=== DATA FOR PROCESSING ===
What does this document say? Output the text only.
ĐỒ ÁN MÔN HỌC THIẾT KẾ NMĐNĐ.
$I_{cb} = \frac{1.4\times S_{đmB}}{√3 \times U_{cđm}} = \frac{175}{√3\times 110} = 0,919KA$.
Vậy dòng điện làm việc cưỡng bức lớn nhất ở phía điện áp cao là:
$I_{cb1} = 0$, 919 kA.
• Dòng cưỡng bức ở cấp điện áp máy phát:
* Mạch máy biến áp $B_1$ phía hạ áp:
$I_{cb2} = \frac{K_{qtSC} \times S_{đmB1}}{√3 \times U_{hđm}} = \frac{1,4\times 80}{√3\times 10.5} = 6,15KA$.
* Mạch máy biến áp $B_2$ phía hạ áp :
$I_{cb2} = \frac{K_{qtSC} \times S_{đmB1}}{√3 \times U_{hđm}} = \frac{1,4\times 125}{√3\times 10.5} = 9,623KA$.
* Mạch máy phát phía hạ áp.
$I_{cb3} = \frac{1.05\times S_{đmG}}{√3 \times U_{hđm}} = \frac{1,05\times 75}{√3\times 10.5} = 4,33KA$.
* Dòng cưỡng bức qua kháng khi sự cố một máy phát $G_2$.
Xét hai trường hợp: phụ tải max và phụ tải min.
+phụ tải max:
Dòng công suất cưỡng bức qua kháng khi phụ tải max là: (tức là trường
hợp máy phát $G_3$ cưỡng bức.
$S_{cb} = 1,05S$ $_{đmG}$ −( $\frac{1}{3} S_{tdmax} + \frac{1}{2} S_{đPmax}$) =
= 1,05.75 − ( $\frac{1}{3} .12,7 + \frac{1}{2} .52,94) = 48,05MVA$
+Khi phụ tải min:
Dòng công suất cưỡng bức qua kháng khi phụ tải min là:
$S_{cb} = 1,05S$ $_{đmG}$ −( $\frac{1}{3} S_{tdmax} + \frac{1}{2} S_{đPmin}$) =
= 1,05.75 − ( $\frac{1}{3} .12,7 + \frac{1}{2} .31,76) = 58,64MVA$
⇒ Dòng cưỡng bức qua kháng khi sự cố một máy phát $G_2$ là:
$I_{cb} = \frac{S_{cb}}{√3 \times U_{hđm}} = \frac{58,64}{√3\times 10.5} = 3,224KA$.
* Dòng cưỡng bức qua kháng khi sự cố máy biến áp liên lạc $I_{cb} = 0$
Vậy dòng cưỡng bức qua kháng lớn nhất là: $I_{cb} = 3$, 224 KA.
===
▸ REQUIREMENT
Please quote the records above exactly, without skipping a line.

▸ IN RESPONSE
What does this document say? Output the text only.
ĐỒ ÁN MÔN HỌC THIẾT KẾ NMĐNĐ.
$I_{cb} = \frac{1.4\times S_{đmB}}{√3 \times U_{cđm}} = \frac{175}{√3\times 110} = 0,919KA$.
Vậy dòng điện làm việc cưỡng bức lớn nhất ở phía điện áp cao là:
$I_{cb1} = 0$, 919 kA.
• Dòng cưỡng bức ở cấp điện áp máy phát:
* Mạch máy biến áp $B_1$ phía hạ áp:
$I_{cb2} = \frac{K_{qtSC} \times S_{đmB1}}{√3 \times U_{hđm}} = \frac{1,4\times 80}{√3\times 10.5} = 6,15KA$.
* Mạch máy biến áp $B_2$ phía hạ áp :
$I_{cb2} = \frac{K_{qtSC} \times S_{đmB1}}{√3 \times U_{hđm}} = \frac{1,4\times 125}{√3\times 10.5} = 9,623KA$.
* Mạch máy phát phía hạ áp.
$I_{cb3} = \frac{1.05\times S_{đmG}}{√3 \times U_{hđm}} = \frac{1,05\times 75}{√3\times 10.5} = 4,33KA$.
* Dòng cưỡng bức qua kháng khi sự cố một máy phát $G_2$.
Xét hai trường hợp: phụ tải max và phụ tải min.
+phụ tải max:
Dòng công suất cưỡng bức qua kháng khi phụ tải max là: (tức là trường
hợp máy phát $G_3$ cưỡng bức.
$S_{cb} = 1,05S$ $_{đmG}$ −( $\frac{1}{3} S_{tdmax} + \frac{1}{2} S_{đPmax}$) =
= 1,05.75 − ( $\frac{1}{3} .12,7 + \frac{1}{2} .52,94) = 48,05MVA$
+Khi phụ tải min:
Dòng công suất cưỡng bức qua kháng khi phụ tải min là:
$S_{cb} = 1,05S$ $_{đmG}$ −( $\frac{1}{3} S_{tdmax} + \frac{1}{2} S_{đPmin}$) =
= 1,05.75 − ( $\frac{1}{3} .12,7 + \frac{1}{2} .31,76) = 58,64MVA$
⇒ Dòng cưỡng bức qua kháng khi sự cố một máy phát $G_2$ là:
$I_{cb} = \frac{S_{cb}}{√3 \times U_{hđm}} = \frac{58,64}{√3\times 10.5} = 3,224KA$.
* Dòng cưỡng bức qua kháng khi sự cố máy biến áp liên lạc $I_{cb} = 0$
Vậy dòng cưỡng bức qua kháng lớn nhất là: $I_{cb} = 3$, 224 KA.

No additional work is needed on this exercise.